# [Problem statement]
Scan the records for the word "open". Copy each line that includes it.

# [Input rows]
** BEGIN **
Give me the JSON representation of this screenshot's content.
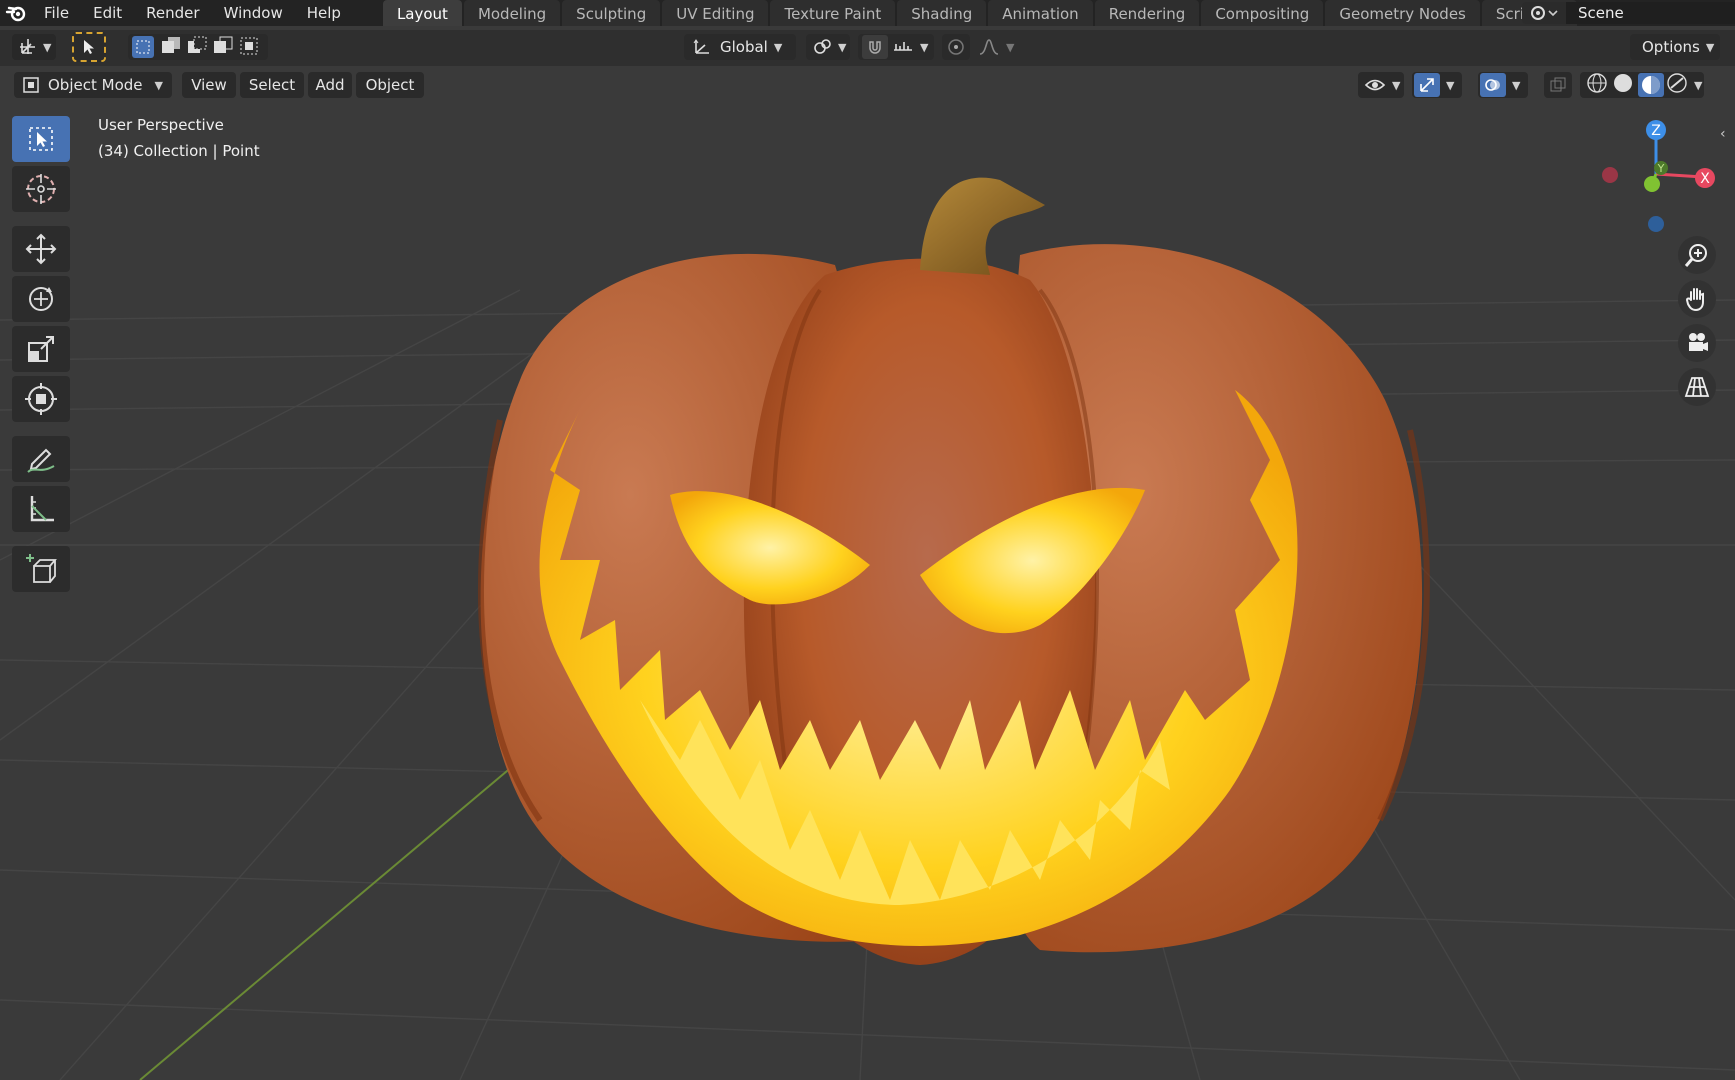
{
  "menu": [
    "File",
    "Edit",
    "Render",
    "Window",
    "Help"
  ],
  "workspace_tabs": [
    "Layout",
    "Modeling",
    "Sculpting",
    "UV Editing",
    "Texture Paint",
    "Shading",
    "Animation",
    "Rendering",
    "Compositing",
    "Geometry Nodes",
    "Scripting"
  ],
  "active_tab": "Layout",
  "scene": {
    "label": "Scene"
  },
  "header": {
    "orientation_label": "Global",
    "options_label": "Options"
  },
  "viewport_header": {
    "mode_label": "Object Mode",
    "menu": [
      "View",
      "Select",
      "Add",
      "Object"
    ]
  },
  "viewport": {
    "perspective_label": "User Perspective",
    "collection_label": "(34) Collection | Point"
  },
  "gizmo": {
    "x_label": "X",
    "y_label": "Y",
    "z_label": "Z"
  },
  "tools": [
    "select-box",
    "cursor",
    "move",
    "rotate",
    "scale",
    "transform",
    "annotate",
    "measure",
    "add-cube"
  ],
  "colors": {
    "topbar": "#232323",
    "active_tool": "#4772b3",
    "axis_x": "#e74860",
    "axis_y": "#80c232",
    "axis_z": "#3d8fe8"
  }
}
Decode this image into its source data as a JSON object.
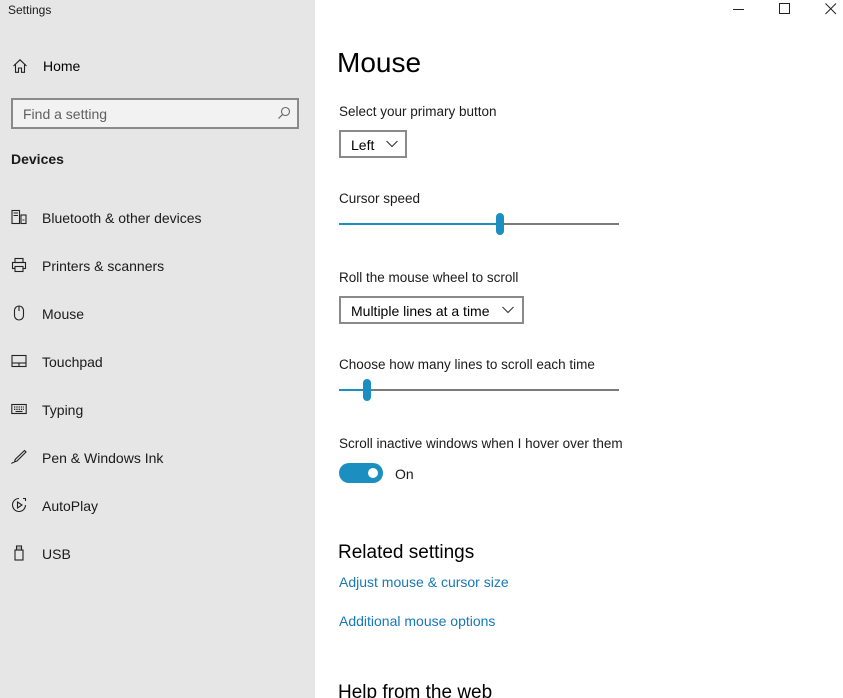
{
  "window": {
    "app_title": "Settings"
  },
  "sidebar": {
    "home_label": "Home",
    "search_placeholder": "Find a setting",
    "section_heading": "Devices",
    "items": [
      {
        "label": "Bluetooth & other devices",
        "icon": "bluetooth-devices-icon"
      },
      {
        "label": "Printers & scanners",
        "icon": "printer-icon"
      },
      {
        "label": "Mouse",
        "icon": "mouse-icon"
      },
      {
        "label": "Touchpad",
        "icon": "touchpad-icon"
      },
      {
        "label": "Typing",
        "icon": "keyboard-icon"
      },
      {
        "label": "Pen & Windows Ink",
        "icon": "pen-icon"
      },
      {
        "label": "AutoPlay",
        "icon": "autoplay-icon"
      },
      {
        "label": "USB",
        "icon": "usb-icon"
      }
    ]
  },
  "main": {
    "title": "Mouse",
    "primary_button": {
      "label": "Select your primary button",
      "value": "Left"
    },
    "cursor_speed": {
      "label": "Cursor speed",
      "value_fraction": 0.575
    },
    "wheel_scroll": {
      "label": "Roll the mouse wheel to scroll",
      "value": "Multiple lines at a time"
    },
    "lines_to_scroll": {
      "label": "Choose how many lines to scroll each time",
      "value_fraction": 0.1
    },
    "scroll_inactive": {
      "label": "Scroll inactive windows when I hover over them",
      "state": "On",
      "enabled": true
    },
    "related": {
      "heading": "Related settings",
      "links": [
        "Adjust mouse & cursor size",
        "Additional mouse options"
      ]
    },
    "help": {
      "heading": "Help from the web"
    }
  },
  "colors": {
    "accent": "#1c8fc1",
    "link": "#1878b8",
    "sidebar_bg": "#e6e6e6"
  }
}
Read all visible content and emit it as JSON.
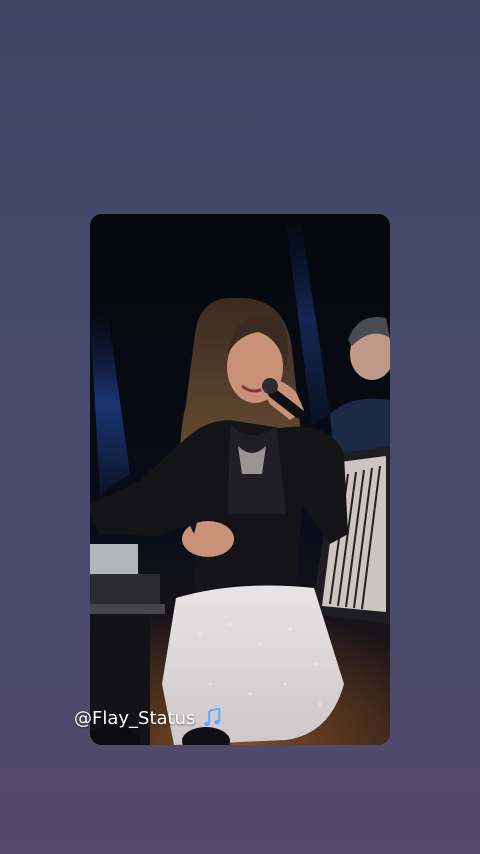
{
  "story": {
    "mention_text": "@Flay_Status",
    "sticker_icon": "music-note-icon",
    "background_gradient": [
      "#3d4565",
      "#53496a"
    ]
  }
}
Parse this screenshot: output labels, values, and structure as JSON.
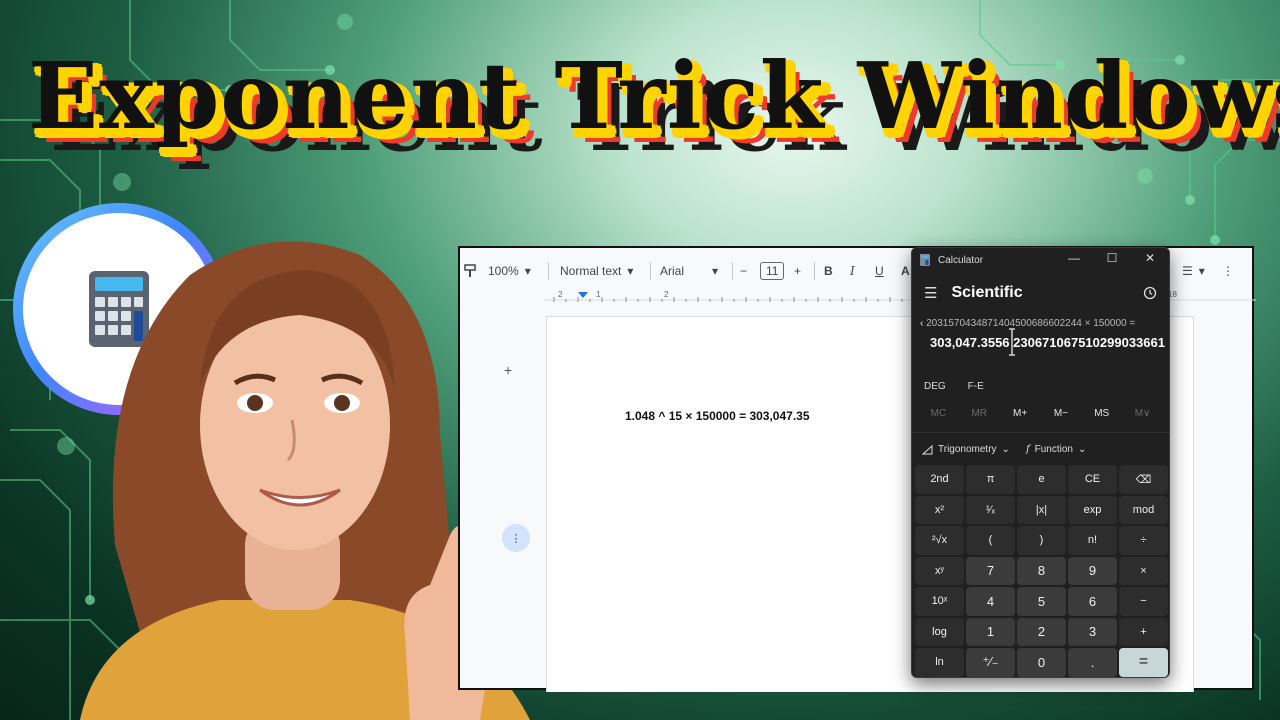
{
  "title": "Exponent Trick Windows",
  "docs": {
    "zoom": "100%",
    "style": "Normal text",
    "font": "Arial",
    "size": "11",
    "content_line": "1.048 ^ 15 × 150000 = 303,047.35",
    "ruler_marks": [
      "2",
      "1",
      "1",
      "2",
      "18"
    ]
  },
  "calculator": {
    "window_title": "Calculator",
    "mode": "Scientific",
    "expression": "2031570434871404500686602244 × 150000 =",
    "result": "303,047.3556 230671067510299033661",
    "angle_mode": "DEG",
    "fe_label": "F-E",
    "memory": [
      "MC",
      "MR",
      "M+",
      "M−",
      "MS",
      "M∨"
    ],
    "function_menus": [
      "Trigonometry",
      "Function"
    ],
    "keys": [
      "2nd",
      "π",
      "e",
      "CE",
      "⌫",
      "x²",
      "¹⁄ₓ",
      "|x|",
      "exp",
      "mod",
      "²√x",
      "(",
      ")",
      "n!",
      "÷",
      "xʸ",
      "7",
      "8",
      "9",
      "×",
      "10ˣ",
      "4",
      "5",
      "6",
      "−",
      "log",
      "1",
      "2",
      "3",
      "+",
      "ln",
      "⁺⁄₋",
      "0",
      ".",
      "="
    ]
  },
  "colors": {
    "accent_yellow": "#ffd400",
    "accent_red": "#ee3a2a",
    "calc_bg": "#202020",
    "equals_key": "#c7d6d9"
  }
}
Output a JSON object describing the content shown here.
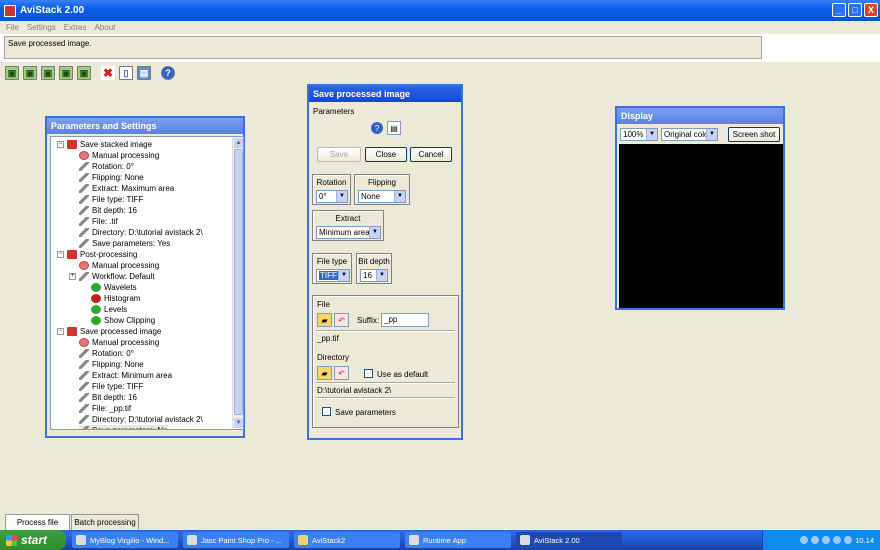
{
  "window": {
    "title": "AviStack 2.00",
    "controls": {
      "minimize": "_",
      "maximize": "□",
      "close": "X"
    }
  },
  "menu": [
    "File",
    "Settings",
    "Extras",
    "About"
  ],
  "status_text": "Save processed image.",
  "toolbar_icons": [
    "open-video-icon",
    "open-images-icon",
    "open-frames-icon",
    "load-icon",
    "load-all-icon",
    "delete-icon",
    "new-doc-icon",
    "save-icon",
    "help-icon"
  ],
  "params_window": {
    "title": "Parameters and Settings",
    "rows": [
      {
        "label": "Save stacked image",
        "icon": "folder",
        "level": 0
      },
      {
        "label": "Manual processing",
        "icon": "gear",
        "level": 1
      },
      {
        "label": "Rotation: 0°",
        "icon": "wrench",
        "level": 1
      },
      {
        "label": "Flipping: None",
        "icon": "wrench",
        "level": 1
      },
      {
        "label": "Extract: Maximum area",
        "icon": "wrench",
        "level": 1
      },
      {
        "label": "File type: TIFF",
        "icon": "wrench",
        "level": 1
      },
      {
        "label": "Bit depth: 16",
        "icon": "wrench",
        "level": 1
      },
      {
        "label": "File: .tif",
        "icon": "wrench",
        "level": 1
      },
      {
        "label": "Directory: D:\\tutorial avistack 2\\",
        "icon": "wrench",
        "level": 1
      },
      {
        "label": "Save parameters: Yes",
        "icon": "wrench",
        "level": 1
      },
      {
        "label": "Post-processing",
        "icon": "folder",
        "level": 0
      },
      {
        "label": "Manual processing",
        "icon": "gear",
        "level": 1
      },
      {
        "label": "Workflow: Default",
        "icon": "wrench",
        "level": 1
      },
      {
        "label": "Wavelets",
        "icon": "check",
        "level": 2
      },
      {
        "label": "Histogram",
        "icon": "xmark",
        "level": 2
      },
      {
        "label": "Levels",
        "icon": "check",
        "level": 2
      },
      {
        "label": "Show Clipping",
        "icon": "check",
        "level": 2
      },
      {
        "label": "Save processed image",
        "icon": "folder",
        "level": 0
      },
      {
        "label": "Manual processing",
        "icon": "gear",
        "level": 1
      },
      {
        "label": "Rotation: 0°",
        "icon": "wrench",
        "level": 1
      },
      {
        "label": "Flipping: None",
        "icon": "wrench",
        "level": 1
      },
      {
        "label": "Extract: Minimum area",
        "icon": "wrench",
        "level": 1
      },
      {
        "label": "File type: TIFF",
        "icon": "wrench",
        "level": 1
      },
      {
        "label": "Bit depth: 16",
        "icon": "wrench",
        "level": 1
      },
      {
        "label": "File: _pp.tif",
        "icon": "wrench",
        "level": 1
      },
      {
        "label": "Directory: D:\\tutorial avistack 2\\",
        "icon": "wrench",
        "level": 1
      },
      {
        "label": "Save parameters: No",
        "icon": "wrench",
        "level": 1,
        "selected": true
      }
    ]
  },
  "save_dialog": {
    "title": "Save processed image",
    "parameters_label": "Parameters",
    "save_label": "Save",
    "close_label": "Close",
    "cancel_label": "Cancel",
    "rotation": {
      "label": "Rotation",
      "value": "0°"
    },
    "flipping": {
      "label": "Flipping",
      "value": "None"
    },
    "extract": {
      "label": "Extract",
      "value": "Minimum area"
    },
    "file_type": {
      "label": "File type",
      "value": "TIFF"
    },
    "bit_depth": {
      "label": "Bit depth",
      "value": "16"
    },
    "file_label": "File",
    "suffix_label": "Suffix:",
    "suffix_value": "_pp",
    "file_result": "_pp.tif",
    "directory_label": "Directory",
    "use_default_label": "Use as default",
    "directory_value": "D:\\tutorial avistack 2\\",
    "save_params_label": "Save parameters"
  },
  "display_window": {
    "title": "Display",
    "zoom": "100%",
    "color_mode": "Original color",
    "screenshot_label": "Screen shot"
  },
  "bottom_tabs": [
    "Process file",
    "Batch processing"
  ],
  "taskbar": {
    "start_label": "start",
    "tasks": [
      "MyBlog Virgilio - Wind...",
      "Jasc Paint Shop Pro - ...",
      "AviStack2",
      "Runtime App",
      "AviStack 2.00"
    ],
    "language": "IT",
    "clock": "10.14"
  }
}
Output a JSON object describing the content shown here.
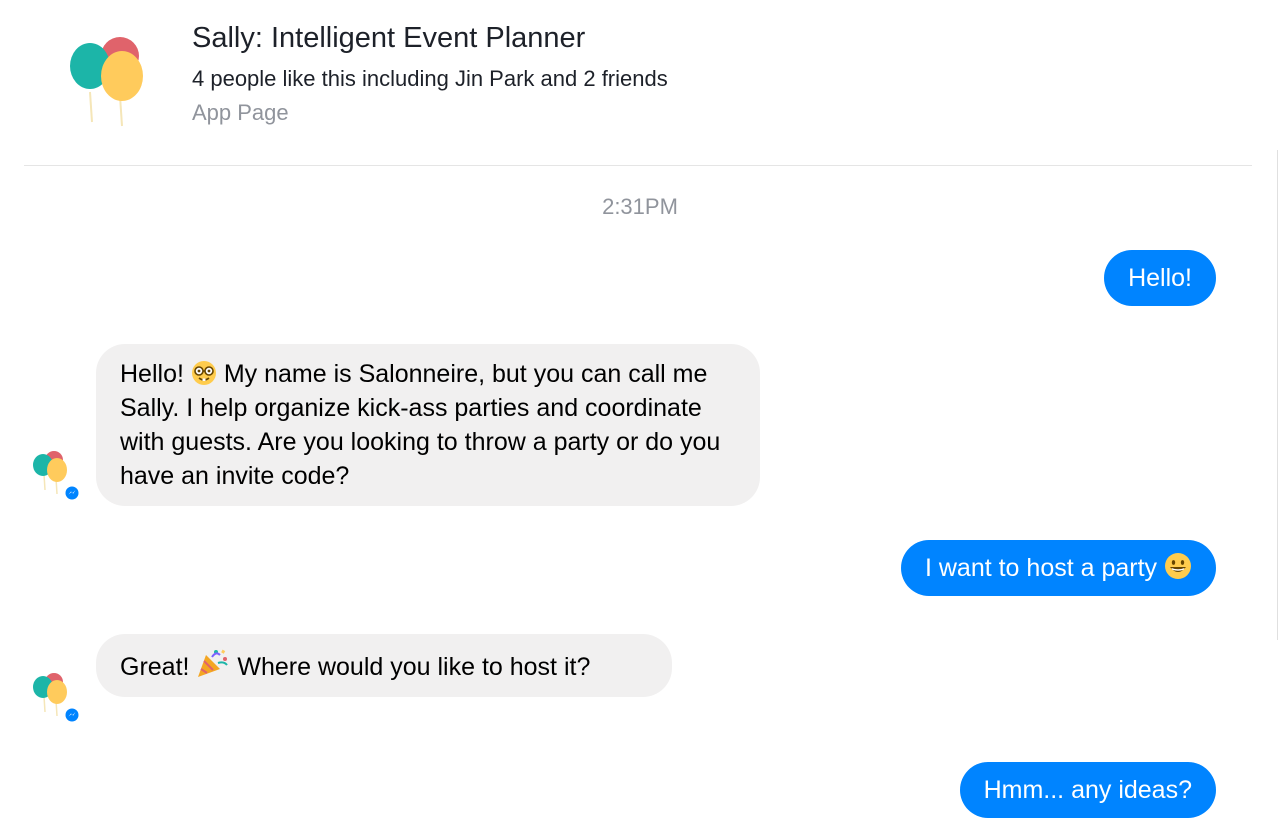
** END **
# [Exercise output]
    "open-video-icon",
    "open-images-icon",
    "open-frames-icon",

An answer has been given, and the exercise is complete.